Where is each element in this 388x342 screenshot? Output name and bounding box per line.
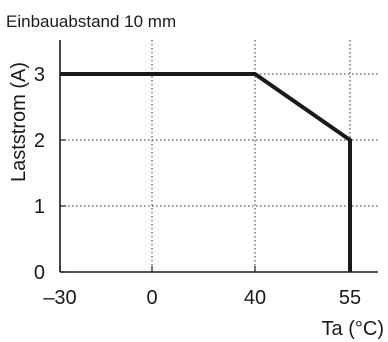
series-line-0 <box>60 72 352 272</box>
x-tick-label-1: 0 <box>146 287 157 309</box>
chart-title: Einbauabstand 10 mm <box>6 12 176 31</box>
x-tick-label-3: 55 <box>339 287 361 309</box>
x-axis-label: Ta (°C) <box>322 318 384 340</box>
y-axis-label: Laststrom (A) <box>8 62 30 182</box>
tick-labels: –30 0 40 55 0 1 2 3 <box>34 64 361 309</box>
y-tick-label-1: 1 <box>34 196 45 218</box>
y-tick-label-0: 0 <box>34 262 45 284</box>
x-tick-label-0: –30 <box>43 287 76 309</box>
y-tick-label-2: 2 <box>34 130 45 152</box>
series <box>60 72 352 272</box>
x-tick-label-2: 40 <box>244 287 266 309</box>
y-tick-label-3: 3 <box>34 64 45 86</box>
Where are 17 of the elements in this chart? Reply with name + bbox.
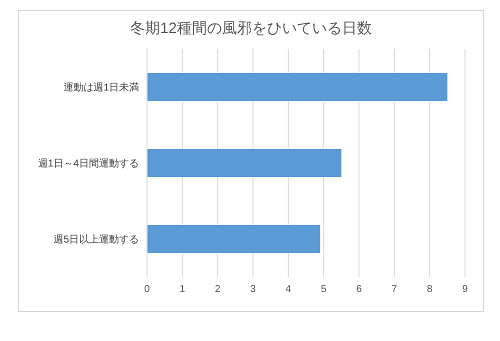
y-tick-label: 週1日～4日間運動する [38, 158, 139, 170]
y-tick-label: 週5日以上運動する [53, 234, 139, 246]
x-tick-label: 7 [392, 284, 398, 296]
x-tick-label: 9 [462, 284, 468, 296]
x-tick-label: 1 [180, 284, 186, 296]
x-tick-label: 4 [286, 284, 292, 296]
chart-title: 冬期12種間の風邪をひいている日数 [129, 19, 373, 39]
x-tick-label: 3 [250, 284, 256, 296]
x-tick-label: 6 [356, 284, 362, 296]
x-tick-label: 8 [426, 284, 433, 296]
y-tick-label: 運動は週1日未満 [63, 82, 139, 94]
x-tick-label: 0 [144, 284, 150, 296]
x-tick-label: 5 [320, 284, 327, 296]
bar [147, 73, 448, 101]
bar [147, 149, 342, 177]
bar [147, 225, 320, 253]
x-tick-label: 2 [214, 284, 221, 296]
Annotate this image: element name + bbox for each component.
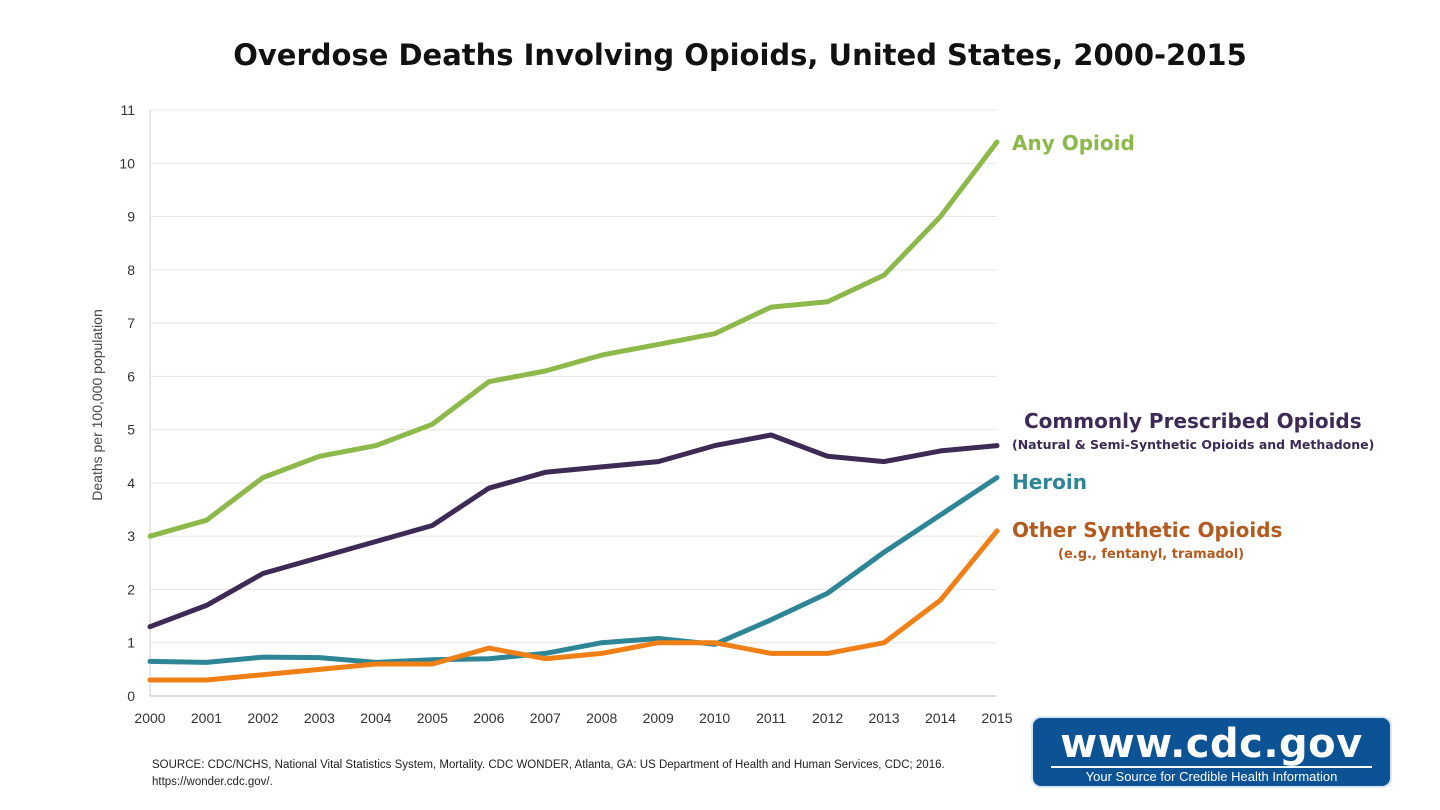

◆ ◆ ◆ ◆ ◆ ◆ ◆

Exercise task: Please quote from the data above every line from the one containing "y-tick-label: 週1日～4日間運動する [38, 158, 139, 170]" up to and including the one containing "x-tick-label: 6 [356, 284, 362, 296]", character for character.

Response to the exercise:
y-tick-label: 週1日～4日間運動する [38, 158, 139, 170]
y-tick-label: 週5日以上運動する [53, 234, 139, 246]
x-tick-label: 7 [392, 284, 398, 296]
x-tick-label: 9 [462, 284, 468, 296]
x-tick-label: 1 [180, 284, 186, 296]
x-tick-label: 4 [286, 284, 292, 296]
chart-title: 冬期12種間の風邪をひいている日数 [129, 19, 373, 39]
x-tick-label: 3 [250, 284, 256, 296]
x-tick-label: 6 [356, 284, 362, 296]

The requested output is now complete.